● **THE EXERCISE**
Make an exact copy of all the entries, with the pictures left out.

##### AVAILABLE DATA #####

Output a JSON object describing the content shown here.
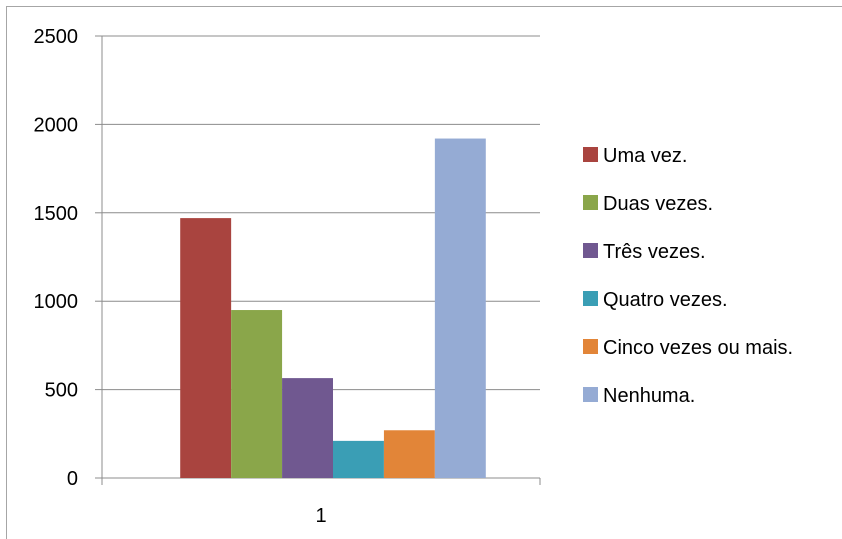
{
  "chart_data": {
    "type": "bar",
    "categories": [
      "1"
    ],
    "series": [
      {
        "name": "Uma vez.",
        "values": [
          1470
        ],
        "color": "#a9443f"
      },
      {
        "name": "Duas vezes.",
        "values": [
          950
        ],
        "color": "#8aa64a"
      },
      {
        "name": "Três vezes.",
        "values": [
          565
        ],
        "color": "#705890"
      },
      {
        "name": "Quatro vezes.",
        "values": [
          210
        ],
        "color": "#3a9eb5"
      },
      {
        "name": "Cinco vezes ou mais.",
        "values": [
          270
        ],
        "color": "#e28538"
      },
      {
        "name": "Nenhuma.",
        "values": [
          1920
        ],
        "color": "#95abd4"
      }
    ],
    "y_ticks": [
      "0",
      "500",
      "1000",
      "1500",
      "2000",
      "2500"
    ],
    "ylim": [
      0,
      2500
    ],
    "grid": true,
    "legend_position": "right"
  }
}
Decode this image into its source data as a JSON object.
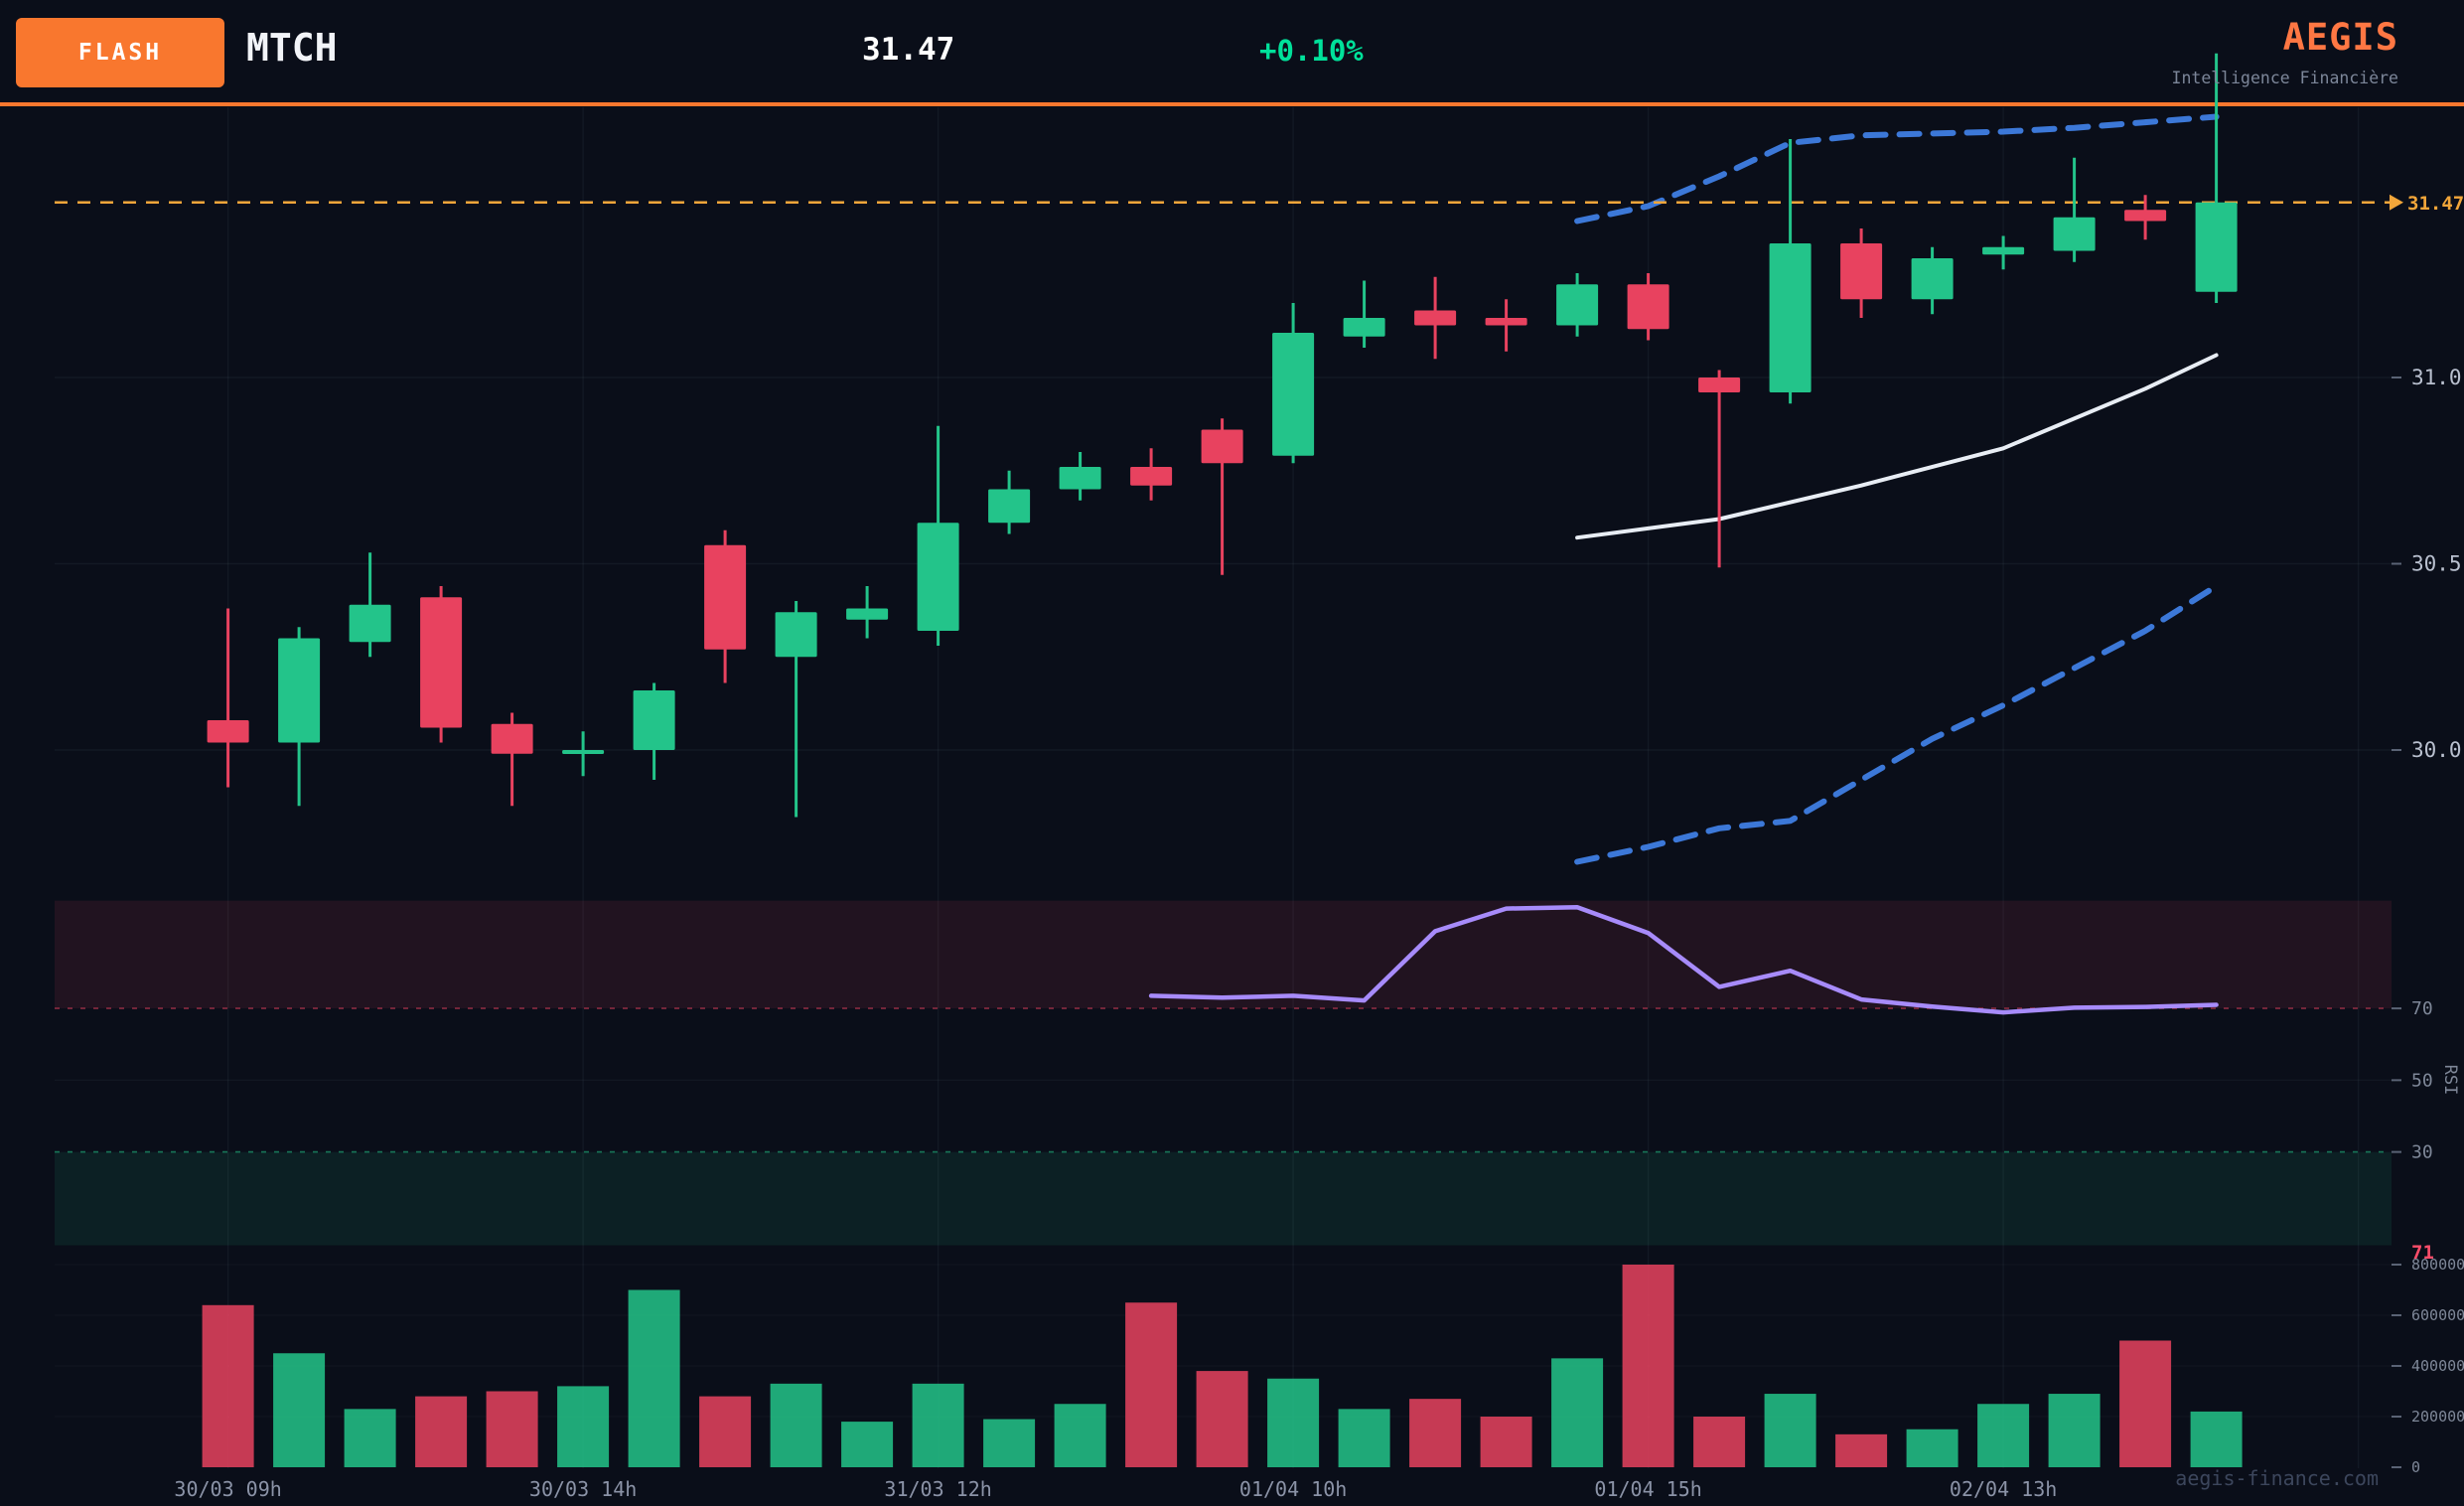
{
  "header": {
    "flash_label": "FLASH",
    "ticker": "MTCH",
    "price": "31.47",
    "change": "+0.10%",
    "brand": "AEGIS",
    "tagline": "Intelligence Financière"
  },
  "footer": {
    "watermark": "aegis-finance.com"
  },
  "colors": {
    "background": "#0a0e19",
    "header_rule_orange": "#f9772e",
    "brand_orange": "#ff7743",
    "change_green": "#00e19a",
    "up_green": "#23c48a",
    "down_red": "#e8425f",
    "bollinger_blue": "#3c78d8",
    "sma_white": "#e8edf4",
    "rsi_purple": "#a78bfa",
    "price_line_orange": "#f2a63a",
    "rsi_current_red": "#ff4d6a",
    "axis_text": "#7e8798",
    "price_axis_text": "#b9c0cf",
    "grid": "rgba(148,163,184,0.07)",
    "overbought_fill": "rgba(232,66,95,0.11)",
    "oversold_fill": "rgba(35,196,138,0.10)"
  },
  "chart_data": {
    "type": "candlestick",
    "last_price": 31.47,
    "price_line_label": "31.47",
    "price_axis_ticks": [
      "31.0",
      "30.5",
      "30.0"
    ],
    "time_labels": [
      {
        "index": 0,
        "label": "30/03 09h"
      },
      {
        "index": 5,
        "label": "30/03 14h"
      },
      {
        "index": 10,
        "label": "31/03 12h"
      },
      {
        "index": 15,
        "label": "01/04 10h"
      },
      {
        "index": 20,
        "label": "01/04 15h"
      },
      {
        "index": 25,
        "label": "02/04 13h"
      }
    ],
    "candles": [
      [
        30.08,
        30.38,
        29.9,
        30.02
      ],
      [
        30.02,
        30.33,
        29.85,
        30.3
      ],
      [
        30.29,
        30.53,
        30.25,
        30.39
      ],
      [
        30.41,
        30.44,
        30.02,
        30.06
      ],
      [
        30.07,
        30.1,
        29.85,
        29.99
      ],
      [
        29.99,
        30.05,
        29.93,
        30.0
      ],
      [
        30.0,
        30.18,
        29.92,
        30.16
      ],
      [
        30.55,
        30.59,
        30.18,
        30.27
      ],
      [
        30.25,
        30.4,
        29.82,
        30.37
      ],
      [
        30.35,
        30.44,
        30.3,
        30.38
      ],
      [
        30.32,
        30.87,
        30.28,
        30.61
      ],
      [
        30.61,
        30.75,
        30.58,
        30.7
      ],
      [
        30.7,
        30.8,
        30.67,
        30.76
      ],
      [
        30.76,
        30.81,
        30.67,
        30.71
      ],
      [
        30.86,
        30.89,
        30.47,
        30.77
      ],
      [
        30.79,
        31.2,
        30.77,
        31.12
      ],
      [
        31.11,
        31.26,
        31.08,
        31.16
      ],
      [
        31.18,
        31.27,
        31.05,
        31.14
      ],
      [
        31.16,
        31.21,
        31.07,
        31.14
      ],
      [
        31.14,
        31.28,
        31.11,
        31.25
      ],
      [
        31.25,
        31.28,
        31.1,
        31.13
      ],
      [
        31.0,
        31.02,
        30.49,
        30.96
      ],
      [
        30.96,
        31.64,
        30.93,
        31.36
      ],
      [
        31.36,
        31.4,
        31.16,
        31.21
      ],
      [
        31.21,
        31.35,
        31.17,
        31.32
      ],
      [
        31.33,
        31.38,
        31.29,
        31.35
      ],
      [
        31.34,
        31.59,
        31.31,
        31.43
      ],
      [
        31.45,
        31.49,
        31.37,
        31.42
      ],
      [
        31.23,
        31.87,
        31.2,
        31.47
      ]
    ],
    "volumes": [
      640000,
      450000,
      230000,
      280000,
      300000,
      320000,
      700000,
      280000,
      330000,
      180000,
      330000,
      190000,
      250000,
      650000,
      380000,
      350000,
      230000,
      270000,
      200000,
      430000,
      800000,
      200000,
      290000,
      130000,
      150000,
      250000,
      290000,
      500000,
      220000
    ],
    "volume_axis_ticks": [
      "800000",
      "600000",
      "400000",
      "200000",
      "0"
    ],
    "rsi": {
      "start_index": 13,
      "values": [
        73.5,
        73.0,
        73.5,
        72.2,
        91.5,
        97.8,
        98.2,
        91.0,
        76.0,
        80.5,
        72.5,
        70.5,
        68.9,
        70.2,
        70.4,
        71.0
      ],
      "axis_ticks": [
        "70",
        "50",
        "30"
      ],
      "label": "RSI",
      "current": "71",
      "overbought_level": 70,
      "oversold_level": 30
    },
    "indicators": {
      "sma": [
        {
          "i": 19,
          "p": 30.57
        },
        {
          "i": 21,
          "p": 30.62
        },
        {
          "i": 23,
          "p": 30.71
        },
        {
          "i": 25,
          "p": 30.81
        },
        {
          "i": 27,
          "p": 30.97
        },
        {
          "i": 28,
          "p": 31.06
        }
      ],
      "bb_upper": [
        {
          "i": 19,
          "p": 31.42
        },
        {
          "i": 20,
          "p": 31.46
        },
        {
          "i": 21,
          "p": 31.54
        },
        {
          "i": 22,
          "p": 31.63
        },
        {
          "i": 23,
          "p": 31.65
        },
        {
          "i": 25,
          "p": 31.66
        },
        {
          "i": 26,
          "p": 31.67
        },
        {
          "i": 28,
          "p": 31.7
        }
      ],
      "bb_lower": [
        {
          "i": 19,
          "p": 29.7
        },
        {
          "i": 20,
          "p": 29.74
        },
        {
          "i": 21,
          "p": 29.79
        },
        {
          "i": 22,
          "p": 29.81
        },
        {
          "i": 23,
          "p": 29.92
        },
        {
          "i": 24,
          "p": 30.03
        },
        {
          "i": 25,
          "p": 30.12
        },
        {
          "i": 26,
          "p": 30.22
        },
        {
          "i": 27,
          "p": 30.32
        },
        {
          "i": 28,
          "p": 30.44
        }
      ]
    }
  }
}
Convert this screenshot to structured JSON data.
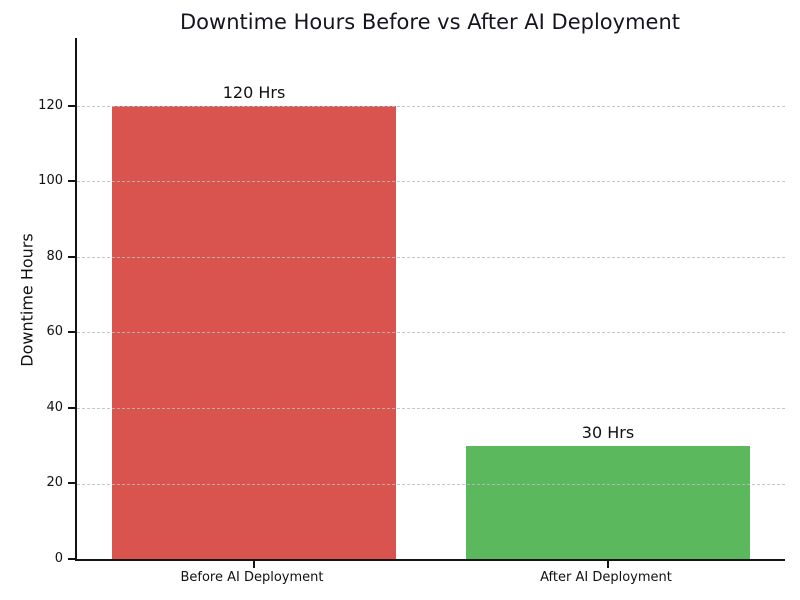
{
  "chart_data": {
    "type": "bar",
    "title": "Downtime Hours Before vs After AI Deployment",
    "ylabel": "Downtime Hours",
    "xlabel": "",
    "categories": [
      "Before AI Deployment",
      "After AI Deployment"
    ],
    "values": [
      120,
      30
    ],
    "bar_labels": [
      "120 Hrs",
      "30 Hrs"
    ],
    "bar_colors": [
      "#d9534f",
      "#5cb85c"
    ],
    "yticks": [
      0,
      20,
      40,
      60,
      80,
      100,
      120
    ],
    "ylim": [
      0,
      138
    ],
    "grid": "horizontal dashed gridlines drawn over bars",
    "legend": "none",
    "background": "#ffffff"
  },
  "colors": {
    "bar_before": "#d9534f",
    "bar_after": "#5cb85c",
    "axis": "#141414",
    "grid": "#bbbbbb",
    "text": "#111111",
    "title": "#15151f",
    "background": "#ffffff"
  }
}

#####

● **CORRECT RESULT**
Output a JSON object describing the content shown here.
{
  "chart_data": {
    "type": "bar",
    "categories": [
      "1"
    ],
    "series": [
      {
        "name": "Uma vez.",
        "values": [
          1470
        ],
        "color": "#a9443f"
      },
      {
        "name": "Duas vezes.",
        "values": [
          950
        ],
        "color": "#8aa64a"
      },
      {
        "name": "Três vezes.",
        "values": [
          565
        ],
        "color": "#705890"
      },
      {
        "name": "Quatro vezes.",
        "values": [
          210
        ],
        "color": "#3a9eb5"
      },
      {
        "name": "Cinco vezes ou mais.",
        "values": [
          270
        ],
        "color": "#e28538"
      },
      {
        "name": "Nenhuma.",
        "values": [
          1920
        ],
        "color": "#95abd4"
      }
    ],
    "y_ticks": [
      "0",
      "500",
      "1000",
      "1500",
      "2000",
      "2500"
    ],
    "ylim": [
      0,
      2500
    ],
    "grid": true,
    "legend_position": "right"
  }
}
Decode this image into its source data as a JSON object.
{
  "header": {
    "flash_label": "FLASH",
    "ticker": "MTCH",
    "price": "31.47",
    "change": "+0.10%",
    "brand": "AEGIS",
    "tagline": "Intelligence Financière"
  },
  "footer": {
    "watermark": "aegis-finance.com"
  },
  "colors": {
    "background": "#0a0e19",
    "header_rule_orange": "#f9772e",
    "brand_orange": "#ff7743",
    "change_green": "#00e19a",
    "up_green": "#23c48a",
    "down_red": "#e8425f",
    "bollinger_blue": "#3c78d8",
    "sma_white": "#e8edf4",
    "rsi_purple": "#a78bfa",
    "price_line_orange": "#f2a63a",
    "rsi_current_red": "#ff4d6a",
    "axis_text": "#7e8798",
    "price_axis_text": "#b9c0cf",
    "grid": "rgba(148,163,184,0.07)",
    "overbought_fill": "rgba(232,66,95,0.11)",
    "oversold_fill": "rgba(35,196,138,0.10)"
  },
  "chart_data": {
    "type": "candlestick",
    "last_price": 31.47,
    "price_line_label": "31.47",
    "price_axis_ticks": [
      "31.0",
      "30.5",
      "30.0"
    ],
    "time_labels": [
      {
        "index": 0,
        "label": "30/03 09h"
      },
      {
        "index": 5,
        "label": "30/03 14h"
      },
      {
        "index": 10,
        "label": "31/03 12h"
      },
      {
        "index": 15,
        "label": "01/04 10h"
      },
      {
        "index": 20,
        "label": "01/04 15h"
      },
      {
        "index": 25,
        "label": "02/04 13h"
      }
    ],
    "candles": [
      [
        30.08,
        30.38,
        29.9,
        30.02
      ],
      [
        30.02,
        30.33,
        29.85,
        30.3
      ],
      [
        30.29,
        30.53,
        30.25,
        30.39
      ],
      [
        30.41,
        30.44,
        30.02,
        30.06
      ],
      [
        30.07,
        30.1,
        29.85,
        29.99
      ],
      [
        29.99,
        30.05,
        29.93,
        30.0
      ],
      [
        30.0,
        30.18,
        29.92,
        30.16
      ],
      [
        30.55,
        30.59,
        30.18,
        30.27
      ],
      [
        30.25,
        30.4,
        29.82,
        30.37
      ],
      [
        30.35,
        30.44,
        30.3,
        30.38
      ],
      [
        30.32,
        30.87,
        30.28,
        30.61
      ],
      [
        30.61,
        30.75,
        30.58,
        30.7
      ],
      [
        30.7,
        30.8,
        30.67,
        30.76
      ],
      [
        30.76,
        30.81,
        30.67,
        30.71
      ],
      [
        30.86,
        30.89,
        30.47,
        30.77
      ],
      [
        30.79,
        31.2,
        30.77,
        31.12
      ],
      [
        31.11,
        31.26,
        31.08,
        31.16
      ],
      [
        31.18,
        31.27,
        31.05,
        31.14
      ],
      [
        31.16,
        31.21,
        31.07,
        31.14
      ],
      [
        31.14,
        31.28,
        31.11,
        31.25
      ],
      [
        31.25,
        31.28,
        31.1,
        31.13
      ],
      [
        31.0,
        31.02,
        30.49,
        30.96
      ],
      [
        30.96,
        31.64,
        30.93,
        31.36
      ],
      [
        31.36,
        31.4,
        31.16,
        31.21
      ],
      [
        31.21,
        31.35,
        31.17,
        31.32
      ],
      [
        31.33,
        31.38,
        31.29,
        31.35
      ],
      [
        31.34,
        31.59,
        31.31,
        31.43
      ],
      [
        31.45,
        31.49,
        31.37,
        31.42
      ],
      [
        31.23,
        31.87,
        31.2,
        31.47
      ]
    ],
    "volumes": [
      640000,
      450000,
      230000,
      280000,
      300000,
      320000,
      700000,
      280000,
      330000,
      180000,
      330000,
      190000,
      250000,
      650000,
      380000,
      350000,
      230000,
      270000,
      200000,
      430000,
      800000,
      200000,
      290000,
      130000,
      150000,
      250000,
      290000,
      500000,
      220000
    ],
    "volume_axis_ticks": [
      "800000",
      "600000",
      "400000",
      "200000",
      "0"
    ],
    "rsi": {
      "start_index": 13,
      "values": [
        73.5,
        73.0,
        73.5,
        72.2,
        91.5,
        97.8,
        98.2,
        91.0,
        76.0,
        80.5,
        72.5,
        70.5,
        68.9,
        70.2,
        70.4,
        71.0
      ],
      "axis_ticks": [
        "70",
        "50",
        "30"
      ],
      "label": "RSI",
      "current": "71",
      "overbought_level": 70,
      "oversold_level": 30
    },
    "indicators": {
      "sma": [
        {
          "i": 19,
          "p": 30.57
        },
        {
          "i": 21,
          "p": 30.62
        },
        {
          "i": 23,
          "p": 30.71
        },
        {
          "i": 25,
          "p": 30.81
        },
        {
          "i": 27,
          "p": 30.97
        },
        {
          "i": 28,
          "p": 31.06
        }
      ],
      "bb_upper": [
        {
          "i": 19,
          "p": 31.42
        },
        {
          "i": 20,
          "p": 31.46
        },
        {
          "i": 21,
          "p": 31.54
        },
        {
          "i": 22,
          "p": 31.63
        },
        {
          "i": 23,
          "p": 31.65
        },
        {
          "i": 25,
          "p": 31.66
        },
        {
          "i": 26,
          "p": 31.67
        },
        {
          "i": 28,
          "p": 31.7
        }
      ],
      "bb_lower": [
        {
          "i": 19,
          "p": 29.7
        },
        {
          "i": 20,
          "p": 29.74
        },
        {
          "i": 21,
          "p": 29.79
        },
        {
          "i": 22,
          "p": 29.81
        },
        {
          "i": 23,
          "p": 29.92
        },
        {
          "i": 24,
          "p": 30.03
        },
        {
          "i": 25,
          "p": 30.12
        },
        {
          "i": 26,
          "p": 30.22
        },
        {
          "i": 27,
          "p": 30.32
        },
        {
          "i": 28,
          "p": 30.44
        }
      ]
    }
  }
}
Convert this screenshot to structured JSON data.
{
  "chart_data": {
    "type": "bar",
    "title": "Downtime Hours Before vs After AI Deployment",
    "ylabel": "Downtime Hours",
    "xlabel": "",
    "categories": [
      "Before AI Deployment",
      "After AI Deployment"
    ],
    "values": [
      120,
      30
    ],
    "bar_labels": [
      "120 Hrs",
      "30 Hrs"
    ],
    "bar_colors": [
      "#d9534f",
      "#5cb85c"
    ],
    "yticks": [
      0,
      20,
      40,
      60,
      80,
      100,
      120
    ],
    "ylim": [
      0,
      138
    ],
    "grid": "horizontal dashed gridlines drawn over bars",
    "legend": "none",
    "background": "#ffffff"
  },
  "colors": {
    "bar_before": "#d9534f",
    "bar_after": "#5cb85c",
    "axis": "#141414",
    "grid": "#bbbbbb",
    "text": "#111111",
    "title": "#15151f",
    "background": "#ffffff"
  }
}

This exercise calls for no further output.